Records
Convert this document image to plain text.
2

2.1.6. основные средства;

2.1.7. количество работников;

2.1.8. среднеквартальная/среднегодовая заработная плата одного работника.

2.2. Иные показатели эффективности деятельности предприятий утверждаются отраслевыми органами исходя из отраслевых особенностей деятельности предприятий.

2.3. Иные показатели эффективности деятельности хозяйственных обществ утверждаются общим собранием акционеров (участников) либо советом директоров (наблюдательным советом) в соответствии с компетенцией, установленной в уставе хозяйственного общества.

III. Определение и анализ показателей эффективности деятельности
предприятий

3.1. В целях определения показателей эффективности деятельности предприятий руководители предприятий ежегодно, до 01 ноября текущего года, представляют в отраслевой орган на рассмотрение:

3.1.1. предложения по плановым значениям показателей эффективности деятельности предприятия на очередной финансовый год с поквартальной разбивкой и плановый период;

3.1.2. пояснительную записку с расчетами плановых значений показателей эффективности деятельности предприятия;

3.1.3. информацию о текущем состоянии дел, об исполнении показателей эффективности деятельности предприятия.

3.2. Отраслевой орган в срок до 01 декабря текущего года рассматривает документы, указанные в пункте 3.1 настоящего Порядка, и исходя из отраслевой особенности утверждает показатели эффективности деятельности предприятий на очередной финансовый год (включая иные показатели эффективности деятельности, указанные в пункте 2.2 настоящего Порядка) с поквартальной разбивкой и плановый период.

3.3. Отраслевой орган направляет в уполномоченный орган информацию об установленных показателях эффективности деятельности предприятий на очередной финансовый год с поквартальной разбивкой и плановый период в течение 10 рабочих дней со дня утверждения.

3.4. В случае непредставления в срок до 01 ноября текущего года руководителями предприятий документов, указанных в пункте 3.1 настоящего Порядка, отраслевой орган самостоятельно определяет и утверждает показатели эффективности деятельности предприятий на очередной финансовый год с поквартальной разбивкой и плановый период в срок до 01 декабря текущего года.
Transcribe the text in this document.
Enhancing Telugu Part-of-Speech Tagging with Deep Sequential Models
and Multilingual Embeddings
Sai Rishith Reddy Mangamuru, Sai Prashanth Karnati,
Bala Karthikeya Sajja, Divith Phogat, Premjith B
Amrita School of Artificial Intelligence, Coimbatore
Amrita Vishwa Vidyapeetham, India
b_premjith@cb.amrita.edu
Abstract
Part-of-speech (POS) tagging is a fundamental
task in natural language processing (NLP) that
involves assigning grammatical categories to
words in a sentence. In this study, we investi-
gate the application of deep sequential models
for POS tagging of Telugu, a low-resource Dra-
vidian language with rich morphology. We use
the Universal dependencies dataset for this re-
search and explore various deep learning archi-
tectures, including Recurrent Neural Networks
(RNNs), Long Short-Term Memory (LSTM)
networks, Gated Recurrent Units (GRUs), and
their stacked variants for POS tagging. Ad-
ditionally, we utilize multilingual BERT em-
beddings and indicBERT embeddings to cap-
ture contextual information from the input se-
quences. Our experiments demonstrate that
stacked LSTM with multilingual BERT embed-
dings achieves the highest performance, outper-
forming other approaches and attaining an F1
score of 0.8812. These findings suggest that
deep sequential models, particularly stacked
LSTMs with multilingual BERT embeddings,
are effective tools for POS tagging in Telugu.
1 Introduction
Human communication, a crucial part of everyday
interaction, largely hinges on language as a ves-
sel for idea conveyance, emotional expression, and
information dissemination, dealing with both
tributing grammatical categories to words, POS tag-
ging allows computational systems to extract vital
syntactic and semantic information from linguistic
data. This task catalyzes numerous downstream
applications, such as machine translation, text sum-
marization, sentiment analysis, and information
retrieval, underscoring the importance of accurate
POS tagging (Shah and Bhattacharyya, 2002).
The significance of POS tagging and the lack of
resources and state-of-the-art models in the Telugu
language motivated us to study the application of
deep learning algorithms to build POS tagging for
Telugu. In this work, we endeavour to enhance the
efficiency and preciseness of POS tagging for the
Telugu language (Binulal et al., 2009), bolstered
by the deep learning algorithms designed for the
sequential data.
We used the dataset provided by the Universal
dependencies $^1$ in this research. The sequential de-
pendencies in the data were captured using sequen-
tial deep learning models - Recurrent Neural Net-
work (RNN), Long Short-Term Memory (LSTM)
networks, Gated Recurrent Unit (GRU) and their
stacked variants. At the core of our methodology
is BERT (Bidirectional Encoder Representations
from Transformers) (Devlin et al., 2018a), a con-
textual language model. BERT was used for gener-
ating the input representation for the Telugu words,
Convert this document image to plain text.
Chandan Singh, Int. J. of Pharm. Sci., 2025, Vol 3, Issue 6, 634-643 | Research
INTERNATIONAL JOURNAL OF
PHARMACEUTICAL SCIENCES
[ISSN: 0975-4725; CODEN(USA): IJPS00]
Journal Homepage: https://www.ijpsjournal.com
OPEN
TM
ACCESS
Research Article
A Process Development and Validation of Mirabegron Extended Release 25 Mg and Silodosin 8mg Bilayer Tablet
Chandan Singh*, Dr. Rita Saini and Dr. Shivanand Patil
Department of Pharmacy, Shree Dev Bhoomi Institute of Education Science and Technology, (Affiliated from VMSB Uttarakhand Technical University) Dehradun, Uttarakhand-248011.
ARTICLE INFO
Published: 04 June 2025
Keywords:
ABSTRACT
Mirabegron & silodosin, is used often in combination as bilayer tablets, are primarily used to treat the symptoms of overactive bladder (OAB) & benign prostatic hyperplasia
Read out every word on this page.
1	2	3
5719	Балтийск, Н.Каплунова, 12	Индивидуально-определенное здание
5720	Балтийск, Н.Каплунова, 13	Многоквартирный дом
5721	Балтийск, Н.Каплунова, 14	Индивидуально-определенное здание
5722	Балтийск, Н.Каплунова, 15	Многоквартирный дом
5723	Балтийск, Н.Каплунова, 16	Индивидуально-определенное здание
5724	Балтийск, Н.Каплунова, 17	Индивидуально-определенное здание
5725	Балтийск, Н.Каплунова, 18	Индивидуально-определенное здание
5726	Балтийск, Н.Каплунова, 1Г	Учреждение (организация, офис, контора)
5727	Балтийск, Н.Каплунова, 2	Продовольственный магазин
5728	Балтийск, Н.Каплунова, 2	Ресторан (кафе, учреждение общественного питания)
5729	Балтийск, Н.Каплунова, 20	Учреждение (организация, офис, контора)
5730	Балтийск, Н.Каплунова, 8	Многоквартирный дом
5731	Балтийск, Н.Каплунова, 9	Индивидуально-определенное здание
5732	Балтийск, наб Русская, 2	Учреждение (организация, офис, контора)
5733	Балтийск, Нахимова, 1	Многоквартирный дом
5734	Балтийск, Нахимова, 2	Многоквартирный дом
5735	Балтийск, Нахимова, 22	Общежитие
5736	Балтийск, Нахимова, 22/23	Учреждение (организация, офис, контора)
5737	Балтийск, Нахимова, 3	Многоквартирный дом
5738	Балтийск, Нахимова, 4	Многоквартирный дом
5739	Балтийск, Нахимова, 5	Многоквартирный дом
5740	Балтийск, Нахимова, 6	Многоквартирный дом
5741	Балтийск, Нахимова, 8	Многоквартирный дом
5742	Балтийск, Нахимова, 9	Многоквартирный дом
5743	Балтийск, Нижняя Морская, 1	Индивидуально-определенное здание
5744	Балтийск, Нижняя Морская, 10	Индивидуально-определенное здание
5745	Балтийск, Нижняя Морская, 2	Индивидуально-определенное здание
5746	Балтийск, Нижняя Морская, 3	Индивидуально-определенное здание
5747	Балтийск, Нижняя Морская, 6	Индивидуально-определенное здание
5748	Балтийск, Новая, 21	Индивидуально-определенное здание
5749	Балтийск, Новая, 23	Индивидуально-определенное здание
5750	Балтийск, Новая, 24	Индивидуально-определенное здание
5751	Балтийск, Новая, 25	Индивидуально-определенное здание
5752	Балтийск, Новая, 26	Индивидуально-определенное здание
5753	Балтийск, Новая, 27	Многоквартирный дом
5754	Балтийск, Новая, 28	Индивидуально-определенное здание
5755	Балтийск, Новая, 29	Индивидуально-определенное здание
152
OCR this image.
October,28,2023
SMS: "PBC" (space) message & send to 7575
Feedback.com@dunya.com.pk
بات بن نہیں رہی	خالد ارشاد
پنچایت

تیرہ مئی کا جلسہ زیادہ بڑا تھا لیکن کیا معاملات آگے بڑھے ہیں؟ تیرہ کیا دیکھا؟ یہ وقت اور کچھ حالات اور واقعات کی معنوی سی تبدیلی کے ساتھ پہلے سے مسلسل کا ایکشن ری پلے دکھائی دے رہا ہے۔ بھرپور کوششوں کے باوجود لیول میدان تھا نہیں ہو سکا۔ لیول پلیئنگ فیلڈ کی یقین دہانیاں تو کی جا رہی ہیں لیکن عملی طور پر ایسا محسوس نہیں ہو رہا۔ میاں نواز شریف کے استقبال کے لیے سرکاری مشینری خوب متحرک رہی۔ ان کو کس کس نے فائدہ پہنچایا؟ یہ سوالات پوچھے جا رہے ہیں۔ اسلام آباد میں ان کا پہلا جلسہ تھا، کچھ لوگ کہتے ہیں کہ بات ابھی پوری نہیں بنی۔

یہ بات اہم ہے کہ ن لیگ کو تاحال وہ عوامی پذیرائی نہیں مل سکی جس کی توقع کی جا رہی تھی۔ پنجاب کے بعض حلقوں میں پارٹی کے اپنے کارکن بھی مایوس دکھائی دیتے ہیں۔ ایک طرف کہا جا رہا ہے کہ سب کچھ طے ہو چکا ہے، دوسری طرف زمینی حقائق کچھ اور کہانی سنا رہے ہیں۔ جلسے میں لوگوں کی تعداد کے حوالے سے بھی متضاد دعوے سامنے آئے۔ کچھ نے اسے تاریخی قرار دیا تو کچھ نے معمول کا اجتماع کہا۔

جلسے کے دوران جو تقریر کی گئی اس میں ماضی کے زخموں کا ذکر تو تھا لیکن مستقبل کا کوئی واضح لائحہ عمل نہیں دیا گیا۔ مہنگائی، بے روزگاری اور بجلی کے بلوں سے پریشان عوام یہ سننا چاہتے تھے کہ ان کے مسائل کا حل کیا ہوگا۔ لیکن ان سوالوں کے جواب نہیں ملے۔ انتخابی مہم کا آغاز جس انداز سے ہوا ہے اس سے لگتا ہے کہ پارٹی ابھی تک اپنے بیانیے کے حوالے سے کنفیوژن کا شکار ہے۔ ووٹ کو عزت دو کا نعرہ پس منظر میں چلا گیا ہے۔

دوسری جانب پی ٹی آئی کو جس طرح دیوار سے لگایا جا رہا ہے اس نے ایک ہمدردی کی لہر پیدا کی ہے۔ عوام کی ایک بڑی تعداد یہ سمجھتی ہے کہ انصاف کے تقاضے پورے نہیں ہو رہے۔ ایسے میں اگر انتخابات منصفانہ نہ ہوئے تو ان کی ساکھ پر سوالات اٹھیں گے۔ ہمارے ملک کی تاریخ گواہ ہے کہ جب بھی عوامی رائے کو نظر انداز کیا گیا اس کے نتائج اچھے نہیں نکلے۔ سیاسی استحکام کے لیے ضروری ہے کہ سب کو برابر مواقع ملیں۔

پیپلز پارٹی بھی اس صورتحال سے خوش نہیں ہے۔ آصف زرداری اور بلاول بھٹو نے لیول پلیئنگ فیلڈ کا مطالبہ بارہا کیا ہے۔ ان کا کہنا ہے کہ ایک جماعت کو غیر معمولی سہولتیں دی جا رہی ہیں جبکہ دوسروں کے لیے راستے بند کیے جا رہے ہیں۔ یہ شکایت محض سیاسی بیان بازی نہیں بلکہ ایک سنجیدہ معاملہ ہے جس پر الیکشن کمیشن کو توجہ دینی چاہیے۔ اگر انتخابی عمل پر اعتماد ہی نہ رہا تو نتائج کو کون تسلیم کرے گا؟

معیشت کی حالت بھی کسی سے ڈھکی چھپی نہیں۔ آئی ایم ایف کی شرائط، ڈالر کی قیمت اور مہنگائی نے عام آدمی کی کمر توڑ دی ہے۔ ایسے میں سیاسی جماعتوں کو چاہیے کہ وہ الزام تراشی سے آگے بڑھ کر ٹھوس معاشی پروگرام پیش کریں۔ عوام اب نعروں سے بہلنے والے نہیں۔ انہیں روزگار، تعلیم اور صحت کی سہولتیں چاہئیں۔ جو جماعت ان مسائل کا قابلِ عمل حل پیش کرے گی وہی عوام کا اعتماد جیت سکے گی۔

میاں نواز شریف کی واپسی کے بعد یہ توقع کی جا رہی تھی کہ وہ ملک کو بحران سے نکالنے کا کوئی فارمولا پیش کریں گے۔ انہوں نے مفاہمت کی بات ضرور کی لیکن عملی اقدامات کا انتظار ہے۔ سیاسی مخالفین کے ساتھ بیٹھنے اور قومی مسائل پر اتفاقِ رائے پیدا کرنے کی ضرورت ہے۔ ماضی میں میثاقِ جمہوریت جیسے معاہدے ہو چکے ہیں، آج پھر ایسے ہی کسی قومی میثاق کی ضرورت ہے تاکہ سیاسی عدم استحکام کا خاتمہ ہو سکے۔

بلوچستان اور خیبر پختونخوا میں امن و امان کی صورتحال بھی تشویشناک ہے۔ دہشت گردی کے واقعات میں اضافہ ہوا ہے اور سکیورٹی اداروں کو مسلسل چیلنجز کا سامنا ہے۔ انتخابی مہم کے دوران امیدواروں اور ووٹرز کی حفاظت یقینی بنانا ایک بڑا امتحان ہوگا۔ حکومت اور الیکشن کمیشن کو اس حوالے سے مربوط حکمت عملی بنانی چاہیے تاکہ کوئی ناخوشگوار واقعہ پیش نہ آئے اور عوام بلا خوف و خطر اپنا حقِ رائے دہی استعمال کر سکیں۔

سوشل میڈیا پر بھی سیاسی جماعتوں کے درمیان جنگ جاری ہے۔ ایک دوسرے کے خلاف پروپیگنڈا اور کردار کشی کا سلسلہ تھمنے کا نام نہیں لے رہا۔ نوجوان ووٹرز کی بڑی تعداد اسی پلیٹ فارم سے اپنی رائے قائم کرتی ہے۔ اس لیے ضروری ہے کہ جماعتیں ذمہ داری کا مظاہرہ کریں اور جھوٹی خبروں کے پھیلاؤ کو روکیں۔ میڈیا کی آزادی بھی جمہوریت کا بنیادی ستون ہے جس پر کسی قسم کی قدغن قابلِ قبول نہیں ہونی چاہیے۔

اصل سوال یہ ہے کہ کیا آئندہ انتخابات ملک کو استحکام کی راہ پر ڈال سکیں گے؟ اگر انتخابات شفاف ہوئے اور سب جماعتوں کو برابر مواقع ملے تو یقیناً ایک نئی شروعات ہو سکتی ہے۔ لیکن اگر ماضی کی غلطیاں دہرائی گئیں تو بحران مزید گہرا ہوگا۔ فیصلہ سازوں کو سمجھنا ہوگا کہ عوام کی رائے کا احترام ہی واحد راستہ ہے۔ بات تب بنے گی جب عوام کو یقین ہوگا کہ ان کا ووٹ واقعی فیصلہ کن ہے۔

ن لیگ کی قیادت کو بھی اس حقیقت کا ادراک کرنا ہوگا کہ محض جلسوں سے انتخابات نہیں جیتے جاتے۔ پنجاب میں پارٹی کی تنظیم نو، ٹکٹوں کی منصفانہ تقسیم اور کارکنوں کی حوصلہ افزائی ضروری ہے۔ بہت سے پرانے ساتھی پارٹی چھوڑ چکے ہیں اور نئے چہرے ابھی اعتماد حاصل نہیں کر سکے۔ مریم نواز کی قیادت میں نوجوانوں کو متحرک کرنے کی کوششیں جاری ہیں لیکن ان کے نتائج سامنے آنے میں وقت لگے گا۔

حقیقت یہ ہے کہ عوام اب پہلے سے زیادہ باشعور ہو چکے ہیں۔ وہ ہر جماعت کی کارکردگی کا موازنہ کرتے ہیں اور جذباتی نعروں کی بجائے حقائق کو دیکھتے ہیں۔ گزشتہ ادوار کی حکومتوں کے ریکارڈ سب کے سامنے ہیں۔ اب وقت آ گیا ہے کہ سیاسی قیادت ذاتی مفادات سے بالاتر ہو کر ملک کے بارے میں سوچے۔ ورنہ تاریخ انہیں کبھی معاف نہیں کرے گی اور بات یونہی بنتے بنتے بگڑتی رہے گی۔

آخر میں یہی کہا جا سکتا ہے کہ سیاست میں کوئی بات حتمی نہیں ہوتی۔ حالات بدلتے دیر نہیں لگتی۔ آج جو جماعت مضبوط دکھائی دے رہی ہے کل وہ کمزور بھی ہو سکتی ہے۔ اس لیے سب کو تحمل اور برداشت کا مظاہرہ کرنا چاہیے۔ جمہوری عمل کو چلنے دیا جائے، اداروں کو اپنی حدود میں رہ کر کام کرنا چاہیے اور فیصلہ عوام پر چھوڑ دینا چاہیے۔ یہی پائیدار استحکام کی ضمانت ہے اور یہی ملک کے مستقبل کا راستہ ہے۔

Aim:
Pull every line containing the word "Singh" out of the material and copy it.

Written solution:
Chandan Singh, Int. J. of Pharm. Sci., 2025, Vol 3, Issue 6, 634-643 | Research
Chandan Singh*, Dr. Rita Saini and Dr. Shivanand Patil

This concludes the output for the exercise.